-- begin Items --
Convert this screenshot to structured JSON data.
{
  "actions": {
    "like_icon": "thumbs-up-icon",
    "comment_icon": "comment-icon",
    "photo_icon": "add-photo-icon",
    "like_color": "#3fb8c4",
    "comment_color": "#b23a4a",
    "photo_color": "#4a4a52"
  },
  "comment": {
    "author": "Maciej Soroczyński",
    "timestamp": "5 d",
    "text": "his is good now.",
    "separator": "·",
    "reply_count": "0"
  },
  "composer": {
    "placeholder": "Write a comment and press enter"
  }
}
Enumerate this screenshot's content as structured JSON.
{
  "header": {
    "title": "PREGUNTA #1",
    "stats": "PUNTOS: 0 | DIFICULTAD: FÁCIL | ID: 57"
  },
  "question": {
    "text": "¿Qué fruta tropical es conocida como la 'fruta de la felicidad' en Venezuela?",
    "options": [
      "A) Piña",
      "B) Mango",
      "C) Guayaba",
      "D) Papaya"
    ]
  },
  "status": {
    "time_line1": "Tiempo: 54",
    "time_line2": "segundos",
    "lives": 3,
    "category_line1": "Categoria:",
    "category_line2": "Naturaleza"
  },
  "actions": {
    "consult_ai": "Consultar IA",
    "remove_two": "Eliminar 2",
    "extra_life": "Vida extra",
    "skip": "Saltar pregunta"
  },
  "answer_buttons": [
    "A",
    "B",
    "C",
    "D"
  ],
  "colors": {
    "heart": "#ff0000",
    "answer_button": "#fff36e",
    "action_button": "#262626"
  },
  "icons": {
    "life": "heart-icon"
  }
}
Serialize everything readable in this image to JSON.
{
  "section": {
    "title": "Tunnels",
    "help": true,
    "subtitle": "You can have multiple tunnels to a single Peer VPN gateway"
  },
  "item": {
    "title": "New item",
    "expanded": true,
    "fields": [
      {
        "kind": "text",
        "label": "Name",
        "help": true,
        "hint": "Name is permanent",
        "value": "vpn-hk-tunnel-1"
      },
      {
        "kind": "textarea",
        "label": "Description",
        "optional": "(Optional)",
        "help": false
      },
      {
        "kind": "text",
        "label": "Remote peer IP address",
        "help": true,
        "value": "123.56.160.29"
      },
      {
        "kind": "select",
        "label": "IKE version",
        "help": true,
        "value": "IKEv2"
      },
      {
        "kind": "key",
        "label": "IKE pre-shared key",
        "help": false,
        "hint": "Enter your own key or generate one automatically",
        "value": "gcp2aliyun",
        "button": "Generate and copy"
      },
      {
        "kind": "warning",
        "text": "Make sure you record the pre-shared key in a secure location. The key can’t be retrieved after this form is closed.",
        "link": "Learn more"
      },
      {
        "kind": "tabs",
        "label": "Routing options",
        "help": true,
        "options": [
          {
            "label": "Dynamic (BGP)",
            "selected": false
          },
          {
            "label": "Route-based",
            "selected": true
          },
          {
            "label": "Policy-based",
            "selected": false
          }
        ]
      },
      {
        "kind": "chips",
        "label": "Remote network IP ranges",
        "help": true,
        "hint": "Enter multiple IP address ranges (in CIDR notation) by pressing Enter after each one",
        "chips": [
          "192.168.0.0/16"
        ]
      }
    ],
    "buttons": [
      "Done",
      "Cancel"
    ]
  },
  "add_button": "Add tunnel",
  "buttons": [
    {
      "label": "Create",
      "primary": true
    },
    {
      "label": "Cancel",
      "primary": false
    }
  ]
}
-- end Items --
§ **Short task**: Make an exact copy of the data above.

§ **Task solution**:
Convert this screenshot to structured JSON data.
{
  "actions": {
    "like_icon": "thumbs-up-icon",
    "comment_icon": "comment-icon",
    "photo_icon": "add-photo-icon",
    "like_color": "#3fb8c4",
    "comment_color": "#b23a4a",
    "photo_color": "#4a4a52"
  },
  "comment": {
    "author": "Maciej Soroczyński",
    "timestamp": "5 d",
    "text": "his is good now.",
    "separator": "·",
    "reply_count": "0"
  },
  "composer": {
    "placeholder": "Write a comment and press enter"
  }
}
Enumerate this screenshot's content as structured JSON.
{
  "header": {
    "title": "PREGUNTA #1",
    "stats": "PUNTOS: 0 | DIFICULTAD: FÁCIL | ID: 57"
  },
  "question": {
    "text": "¿Qué fruta tropical es conocida como la 'fruta de la felicidad' en Venezuela?",
    "options": [
      "A) Piña",
      "B) Mango",
      "C) Guayaba",
      "D) Papaya"
    ]
  },
  "status": {
    "time_line1": "Tiempo: 54",
    "time_line2": "segundos",
    "lives": 3,
    "category_line1": "Categoria:",
    "category_line2": "Naturaleza"
  },
  "actions": {
    "consult_ai": "Consultar IA",
    "remove_two": "Eliminar 2",
    "extra_life": "Vida extra",
    "skip": "Saltar pregunta"
  },
  "answer_buttons": [
    "A",
    "B",
    "C",
    "D"
  ],
  "colors": {
    "heart": "#ff0000",
    "answer_button": "#fff36e",
    "action_button": "#262626"
  },
  "icons": {
    "life": "heart-icon"
  }
}
Serialize everything readable in this image to JSON.
{
  "section": {
    "title": "Tunnels",
    "help": true,
    "subtitle": "You can have multiple tunnels to a single Peer VPN gateway"
  },
  "item": {
    "title": "New item",
    "expanded": true,
    "fields": [
      {
        "kind": "text",
        "label": "Name",
        "help": true,
        "hint": "Name is permanent",
        "value": "vpn-hk-tunnel-1"
      },
      {
        "kind": "textarea",
        "label": "Description",
        "optional": "(Optional)",
        "help": false
      },
      {
        "kind": "text",
        "label": "Remote peer IP address",
        "help": true,
        "value": "123.56.160.29"
      },
      {
        "kind": "select",
        "label": "IKE version",
        "help": true,
        "value": "IKEv2"
      },
      {
        "kind": "key",
        "label": "IKE pre-shared key",
        "help": false,
        "hint": "Enter your own key or generate one automatically",
        "value": "gcp2aliyun",
        "button": "Generate and copy"
      },
      {
        "kind": "warning",
        "text": "Make sure you record the pre-shared key in a secure location. The key can’t be retrieved after this form is closed.",
        "link": "Learn more"
      },
      {
        "kind": "tabs",
        "label": "Routing options",
        "help": true,
        "options": [
          {
            "label": "Dynamic (BGP)",
            "selected": false
          },
          {
            "label": "Route-based",
            "selected": true
          },
          {
            "label": "Policy-based",
            "selected": false
          }
        ]
      },
      {
        "kind": "chips",
        "label": "Remote network IP ranges",
        "help": true,
        "hint": "Enter multiple IP address ranges (in CIDR notation) by pressing Enter after each one",
        "chips": [
          "192.168.0.0/16"
        ]
      }
    ],
    "buttons": [
      "Done",
      "Cancel"
    ]
  },
  "add_button": "Add tunnel",
  "buttons": [
    {
      "label": "Create",
      "primary": true
    },
    {
      "label": "Cancel",
      "primary": false
    }
  ]
}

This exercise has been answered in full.